==== Listed records ====

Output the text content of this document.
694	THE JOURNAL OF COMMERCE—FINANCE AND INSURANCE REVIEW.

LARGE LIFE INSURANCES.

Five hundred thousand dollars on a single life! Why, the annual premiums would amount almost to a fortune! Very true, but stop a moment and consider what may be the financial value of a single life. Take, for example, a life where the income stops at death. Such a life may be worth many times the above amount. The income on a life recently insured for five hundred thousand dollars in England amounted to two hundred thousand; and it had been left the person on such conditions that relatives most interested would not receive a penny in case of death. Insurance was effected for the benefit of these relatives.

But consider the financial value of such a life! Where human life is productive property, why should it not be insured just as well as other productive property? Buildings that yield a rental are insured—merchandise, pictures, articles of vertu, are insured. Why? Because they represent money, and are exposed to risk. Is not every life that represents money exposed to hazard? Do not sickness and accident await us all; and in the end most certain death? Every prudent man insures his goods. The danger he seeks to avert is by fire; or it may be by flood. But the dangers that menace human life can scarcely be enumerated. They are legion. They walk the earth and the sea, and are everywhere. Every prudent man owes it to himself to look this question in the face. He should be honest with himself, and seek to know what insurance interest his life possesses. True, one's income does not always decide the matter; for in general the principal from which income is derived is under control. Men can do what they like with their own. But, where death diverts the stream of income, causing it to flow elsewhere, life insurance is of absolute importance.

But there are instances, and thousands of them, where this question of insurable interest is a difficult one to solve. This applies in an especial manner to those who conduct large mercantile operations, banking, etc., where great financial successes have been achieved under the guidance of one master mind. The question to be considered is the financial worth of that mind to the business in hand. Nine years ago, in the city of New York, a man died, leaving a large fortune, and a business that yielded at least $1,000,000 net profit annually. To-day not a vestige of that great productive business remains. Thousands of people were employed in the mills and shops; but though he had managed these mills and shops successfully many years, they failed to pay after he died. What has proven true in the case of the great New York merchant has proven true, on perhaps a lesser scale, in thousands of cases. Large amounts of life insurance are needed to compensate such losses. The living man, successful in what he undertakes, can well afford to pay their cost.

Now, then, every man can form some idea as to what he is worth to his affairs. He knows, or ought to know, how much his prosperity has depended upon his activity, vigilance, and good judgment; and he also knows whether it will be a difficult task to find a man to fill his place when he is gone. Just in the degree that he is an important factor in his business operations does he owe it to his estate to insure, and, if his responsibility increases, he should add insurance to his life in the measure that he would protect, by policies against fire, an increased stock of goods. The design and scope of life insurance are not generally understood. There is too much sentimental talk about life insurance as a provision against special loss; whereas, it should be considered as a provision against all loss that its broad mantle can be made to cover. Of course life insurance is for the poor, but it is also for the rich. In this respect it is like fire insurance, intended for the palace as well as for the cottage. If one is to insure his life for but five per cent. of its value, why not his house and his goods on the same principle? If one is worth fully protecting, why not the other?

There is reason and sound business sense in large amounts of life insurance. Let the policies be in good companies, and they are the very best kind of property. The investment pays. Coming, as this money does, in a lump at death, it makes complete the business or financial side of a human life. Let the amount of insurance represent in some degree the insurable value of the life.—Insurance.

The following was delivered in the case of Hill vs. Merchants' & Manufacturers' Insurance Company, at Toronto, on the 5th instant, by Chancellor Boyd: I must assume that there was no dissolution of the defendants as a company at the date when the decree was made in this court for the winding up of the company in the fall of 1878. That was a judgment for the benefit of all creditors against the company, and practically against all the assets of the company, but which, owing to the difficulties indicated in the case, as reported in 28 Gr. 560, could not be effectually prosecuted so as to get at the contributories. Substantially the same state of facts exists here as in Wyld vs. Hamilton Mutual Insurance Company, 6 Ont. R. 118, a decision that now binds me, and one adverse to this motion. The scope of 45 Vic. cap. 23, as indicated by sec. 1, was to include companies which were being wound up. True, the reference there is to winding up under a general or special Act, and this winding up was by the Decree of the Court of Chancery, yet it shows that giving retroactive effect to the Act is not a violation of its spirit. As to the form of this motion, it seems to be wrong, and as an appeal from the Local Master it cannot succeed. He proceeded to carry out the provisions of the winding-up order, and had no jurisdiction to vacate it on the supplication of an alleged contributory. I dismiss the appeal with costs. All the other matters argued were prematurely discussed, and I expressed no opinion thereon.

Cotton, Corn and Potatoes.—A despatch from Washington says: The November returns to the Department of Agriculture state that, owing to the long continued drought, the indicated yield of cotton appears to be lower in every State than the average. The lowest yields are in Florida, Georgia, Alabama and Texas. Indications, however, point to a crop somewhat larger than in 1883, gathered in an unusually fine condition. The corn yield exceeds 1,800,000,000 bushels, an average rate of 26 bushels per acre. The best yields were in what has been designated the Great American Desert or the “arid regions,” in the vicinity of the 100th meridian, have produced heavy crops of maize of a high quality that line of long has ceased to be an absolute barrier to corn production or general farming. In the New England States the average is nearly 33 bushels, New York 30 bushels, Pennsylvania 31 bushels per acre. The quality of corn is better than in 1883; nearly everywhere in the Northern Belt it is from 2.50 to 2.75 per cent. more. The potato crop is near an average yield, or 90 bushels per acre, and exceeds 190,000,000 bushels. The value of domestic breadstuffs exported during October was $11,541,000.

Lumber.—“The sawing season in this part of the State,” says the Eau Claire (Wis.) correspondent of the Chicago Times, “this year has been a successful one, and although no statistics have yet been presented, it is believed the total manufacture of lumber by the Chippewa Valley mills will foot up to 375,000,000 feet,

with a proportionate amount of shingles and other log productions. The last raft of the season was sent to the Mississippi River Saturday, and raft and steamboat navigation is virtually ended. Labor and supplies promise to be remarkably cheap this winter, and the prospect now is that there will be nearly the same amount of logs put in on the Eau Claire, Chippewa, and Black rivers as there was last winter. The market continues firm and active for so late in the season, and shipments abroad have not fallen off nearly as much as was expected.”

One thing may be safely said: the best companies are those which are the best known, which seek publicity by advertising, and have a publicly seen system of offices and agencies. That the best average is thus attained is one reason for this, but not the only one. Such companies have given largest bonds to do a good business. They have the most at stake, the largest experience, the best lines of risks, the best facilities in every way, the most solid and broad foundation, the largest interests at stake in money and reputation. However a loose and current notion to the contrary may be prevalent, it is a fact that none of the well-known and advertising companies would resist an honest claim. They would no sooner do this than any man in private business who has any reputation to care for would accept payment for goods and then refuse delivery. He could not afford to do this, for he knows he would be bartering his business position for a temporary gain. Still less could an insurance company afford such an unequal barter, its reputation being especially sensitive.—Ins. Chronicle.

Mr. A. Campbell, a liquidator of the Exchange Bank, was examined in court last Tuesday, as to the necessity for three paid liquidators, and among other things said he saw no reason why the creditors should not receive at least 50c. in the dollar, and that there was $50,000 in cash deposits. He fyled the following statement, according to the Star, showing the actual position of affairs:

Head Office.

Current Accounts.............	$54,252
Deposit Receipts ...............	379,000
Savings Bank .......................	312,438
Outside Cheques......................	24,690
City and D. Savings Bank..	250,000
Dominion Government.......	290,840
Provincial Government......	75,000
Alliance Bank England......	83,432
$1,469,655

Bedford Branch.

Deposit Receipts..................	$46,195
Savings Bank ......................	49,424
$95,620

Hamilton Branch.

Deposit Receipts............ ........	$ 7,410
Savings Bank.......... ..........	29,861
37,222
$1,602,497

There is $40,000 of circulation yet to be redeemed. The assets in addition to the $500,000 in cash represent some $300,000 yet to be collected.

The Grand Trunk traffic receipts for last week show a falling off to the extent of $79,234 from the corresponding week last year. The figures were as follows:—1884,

====
==== Listed records ====

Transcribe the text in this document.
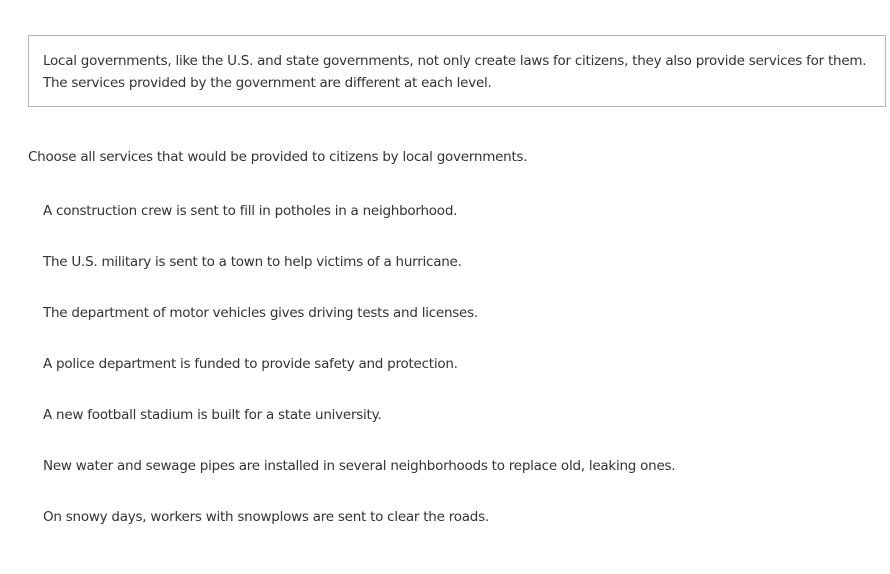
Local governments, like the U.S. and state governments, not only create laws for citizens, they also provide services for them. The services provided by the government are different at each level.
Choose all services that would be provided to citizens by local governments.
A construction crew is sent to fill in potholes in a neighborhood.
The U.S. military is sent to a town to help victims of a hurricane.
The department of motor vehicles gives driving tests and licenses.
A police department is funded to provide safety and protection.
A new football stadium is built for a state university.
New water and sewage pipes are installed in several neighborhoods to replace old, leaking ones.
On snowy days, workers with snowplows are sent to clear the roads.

====

Work instructions:
What is the number of lines in the records above that include the word "cash"? Reply with that number and nothing more.

Exercise solution:
2